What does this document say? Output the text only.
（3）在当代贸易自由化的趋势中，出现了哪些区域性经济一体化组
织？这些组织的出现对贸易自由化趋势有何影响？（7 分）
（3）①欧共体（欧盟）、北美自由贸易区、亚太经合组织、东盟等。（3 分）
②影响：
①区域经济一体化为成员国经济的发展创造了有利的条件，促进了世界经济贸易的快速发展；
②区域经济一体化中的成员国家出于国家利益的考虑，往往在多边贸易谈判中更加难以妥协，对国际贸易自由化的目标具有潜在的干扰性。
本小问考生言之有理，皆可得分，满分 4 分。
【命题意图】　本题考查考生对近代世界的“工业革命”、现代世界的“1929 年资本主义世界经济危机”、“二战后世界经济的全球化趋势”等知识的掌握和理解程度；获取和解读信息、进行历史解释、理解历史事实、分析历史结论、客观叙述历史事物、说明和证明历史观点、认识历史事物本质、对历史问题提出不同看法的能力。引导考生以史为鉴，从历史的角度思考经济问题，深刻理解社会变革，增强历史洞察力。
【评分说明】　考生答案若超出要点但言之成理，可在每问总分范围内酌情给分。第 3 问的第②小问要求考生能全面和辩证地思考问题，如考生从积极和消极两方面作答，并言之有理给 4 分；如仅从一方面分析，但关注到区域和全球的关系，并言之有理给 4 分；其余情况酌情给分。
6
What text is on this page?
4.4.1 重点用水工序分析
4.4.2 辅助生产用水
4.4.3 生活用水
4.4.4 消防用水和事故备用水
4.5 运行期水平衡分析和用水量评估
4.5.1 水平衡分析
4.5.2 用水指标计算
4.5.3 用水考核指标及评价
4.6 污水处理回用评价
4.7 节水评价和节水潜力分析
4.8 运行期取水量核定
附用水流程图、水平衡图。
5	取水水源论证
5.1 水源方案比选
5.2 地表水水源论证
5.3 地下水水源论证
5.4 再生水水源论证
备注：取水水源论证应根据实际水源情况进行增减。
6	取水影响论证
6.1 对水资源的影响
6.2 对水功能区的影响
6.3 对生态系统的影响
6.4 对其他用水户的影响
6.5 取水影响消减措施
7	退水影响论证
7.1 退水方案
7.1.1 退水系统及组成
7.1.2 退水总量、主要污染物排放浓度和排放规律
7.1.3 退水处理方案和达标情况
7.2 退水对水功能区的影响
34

## [Given problem]
From the records above, extract every line exactly as it stands.

## [Task result]
What does this document say? Output the text only.
（3）在当代贸易自由化的趋势中，出现了哪些区域性经济一体化组
织？这些组织的出现对贸易自由化趋势有何影响？（7 分）
（3）①欧共体（欧盟）、北美自由贸易区、亚太经合组织、东盟等。（3 分）
②影响：
①区域经济一体化为成员国经济的发展创造了有利的条件，促进了世界经济贸易的快速发展；
②区域经济一体化中的成员国家出于国家利益的考虑，往往在多边贸易谈判中更加难以妥协，对国际贸易自由化的目标具有潜在的干扰性。
本小问考生言之有理，皆可得分，满分 4 分。
【命题意图】　本题考查考生对近代世界的“工业革命”、现代世界的“1929 年资本主义世界经济危机”、“二战后世界经济的全球化趋势”等知识的掌握和理解程度；获取和解读信息、进行历史解释、理解历史事实、分析历史结论、客观叙述历史事物、说明和证明历史观点、认识历史事物本质、对历史问题提出不同看法的能力。引导考生以史为鉴，从历史的角度思考经济问题，深刻理解社会变革，增强历史洞察力。
【评分说明】　考生答案若超出要点但言之成理，可在每问总分范围内酌情给分。第 3 问的第②小问要求考生能全面和辩证地思考问题，如考生从积极和消极两方面作答，并言之有理给 4 分；如仅从一方面分析，但关注到区域和全球的关系，并言之有理给 4 分；其余情况酌情给分。
6
What text is on this page?
4.4.1 重点用水工序分析
4.4.2 辅助生产用水
4.4.3 生活用水
4.4.4 消防用水和事故备用水
4.5 运行期水平衡分析和用水量评估
4.5.1 水平衡分析
4.5.2 用水指标计算
4.5.3 用水考核指标及评价
4.6 污水处理回用评价
4.7 节水评价和节水潜力分析
4.8 运行期取水量核定
附用水流程图、水平衡图。
5	取水水源论证
5.1 水源方案比选
5.2 地表水水源论证
5.3 地下水水源论证
5.4 再生水水源论证
备注：取水水源论证应根据实际水源情况进行增减。
6	取水影响论证
6.1 对水资源的影响
6.2 对水功能区的影响
6.3 对生态系统的影响
6.4 对其他用水户的影响
6.5 取水影响消减措施
7	退水影响论证
7.1 退水方案
7.1.1 退水系统及组成
7.1.2 退水总量、主要污染物排放浓度和排放规律
7.1.3 退水处理方案和达标情况
7.2 退水对水功能区的影响
34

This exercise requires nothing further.